■ GIVEN TASK
Extract every record, keeping each one exactly as it is.

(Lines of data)

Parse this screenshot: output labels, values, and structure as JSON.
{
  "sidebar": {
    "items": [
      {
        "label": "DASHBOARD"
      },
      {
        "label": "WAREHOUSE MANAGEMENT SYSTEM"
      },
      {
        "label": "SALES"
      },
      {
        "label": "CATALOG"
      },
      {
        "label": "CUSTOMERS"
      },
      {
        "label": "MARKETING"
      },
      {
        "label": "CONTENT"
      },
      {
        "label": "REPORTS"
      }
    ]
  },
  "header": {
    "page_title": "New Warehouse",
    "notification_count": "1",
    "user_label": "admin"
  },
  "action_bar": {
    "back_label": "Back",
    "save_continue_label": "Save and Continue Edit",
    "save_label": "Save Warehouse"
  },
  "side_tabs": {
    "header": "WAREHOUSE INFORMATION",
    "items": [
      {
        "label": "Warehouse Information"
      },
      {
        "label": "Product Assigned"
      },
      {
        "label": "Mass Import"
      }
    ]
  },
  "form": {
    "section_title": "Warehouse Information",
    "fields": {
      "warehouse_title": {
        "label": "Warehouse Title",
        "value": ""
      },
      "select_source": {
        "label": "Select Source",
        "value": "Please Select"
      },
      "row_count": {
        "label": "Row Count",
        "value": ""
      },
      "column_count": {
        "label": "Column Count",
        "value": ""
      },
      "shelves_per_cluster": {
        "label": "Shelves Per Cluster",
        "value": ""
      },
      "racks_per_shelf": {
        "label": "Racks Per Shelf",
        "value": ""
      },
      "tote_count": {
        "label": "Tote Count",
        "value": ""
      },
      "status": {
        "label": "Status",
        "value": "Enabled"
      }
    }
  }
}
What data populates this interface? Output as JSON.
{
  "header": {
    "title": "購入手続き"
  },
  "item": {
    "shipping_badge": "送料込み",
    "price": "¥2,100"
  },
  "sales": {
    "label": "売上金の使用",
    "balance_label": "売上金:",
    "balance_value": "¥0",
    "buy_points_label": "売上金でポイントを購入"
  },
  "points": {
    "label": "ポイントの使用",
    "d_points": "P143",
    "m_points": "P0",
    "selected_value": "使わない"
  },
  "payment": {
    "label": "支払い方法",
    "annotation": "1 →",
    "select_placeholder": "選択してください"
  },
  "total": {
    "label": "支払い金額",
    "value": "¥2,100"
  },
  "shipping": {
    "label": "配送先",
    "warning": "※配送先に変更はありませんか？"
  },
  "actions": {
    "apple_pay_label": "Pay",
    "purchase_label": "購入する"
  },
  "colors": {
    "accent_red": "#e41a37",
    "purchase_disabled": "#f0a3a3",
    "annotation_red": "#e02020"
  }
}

■ RESPONSE TO THIS EXERCISE
Parse this screenshot: output labels, values, and structure as JSON.
{
  "sidebar": {
    "items": [
      {
        "label": "DASHBOARD"
      },
      {
        "label": "WAREHOUSE MANAGEMENT SYSTEM"
      },
      {
        "label": "SALES"
      },
      {
        "label": "CATALOG"
      },
      {
        "label": "CUSTOMERS"
      },
      {
        "label": "MARKETING"
      },
      {
        "label": "CONTENT"
      },
      {
        "label": "REPORTS"
      }
    ]
  },
  "header": {
    "page_title": "New Warehouse",
    "notification_count": "1",
    "user_label": "admin"
  },
  "action_bar": {
    "back_label": "Back",
    "save_continue_label": "Save and Continue Edit",
    "save_label": "Save Warehouse"
  },
  "side_tabs": {
    "header": "WAREHOUSE INFORMATION",
    "items": [
      {
        "label": "Warehouse Information"
      },
      {
        "label": "Product Assigned"
      },
      {
        "label": "Mass Import"
      }
    ]
  },
  "form": {
    "section_title": "Warehouse Information",
    "fields": {
      "warehouse_title": {
        "label": "Warehouse Title",
        "value": ""
      },
      "select_source": {
        "label": "Select Source",
        "value": "Please Select"
      },
      "row_count": {
        "label": "Row Count",
        "value": ""
      },
      "column_count": {
        "label": "Column Count",
        "value": ""
      },
      "shelves_per_cluster": {
        "label": "Shelves Per Cluster",
        "value": ""
      },
      "racks_per_shelf": {
        "label": "Racks Per Shelf",
        "value": ""
      },
      "tote_count": {
        "label": "Tote Count",
        "value": ""
      },
      "status": {
        "label": "Status",
        "value": "Enabled"
      }
    }
  }
}
What data populates this interface? Output as JSON.
{
  "header": {
    "title": "購入手続き"
  },
  "item": {
    "shipping_badge": "送料込み",
    "price": "¥2,100"
  },
  "sales": {
    "label": "売上金の使用",
    "balance_label": "売上金:",
    "balance_value": "¥0",
    "buy_points_label": "売上金でポイントを購入"
  },
  "points": {
    "label": "ポイントの使用",
    "d_points": "P143",
    "m_points": "P0",
    "selected_value": "使わない"
  },
  "payment": {
    "label": "支払い方法",
    "annotation": "1 →",
    "select_placeholder": "選択してください"
  },
  "total": {
    "label": "支払い金額",
    "value": "¥2,100"
  },
  "shipping": {
    "label": "配送先",
    "warning": "※配送先に変更はありませんか？"
  },
  "actions": {
    "apple_pay_label": "Pay",
    "purchase_label": "購入する"
  },
  "colors": {
    "accent_red": "#e41a37",
    "purchase_disabled": "#f0a3a3",
    "annotation_red": "#e02020"
  }
}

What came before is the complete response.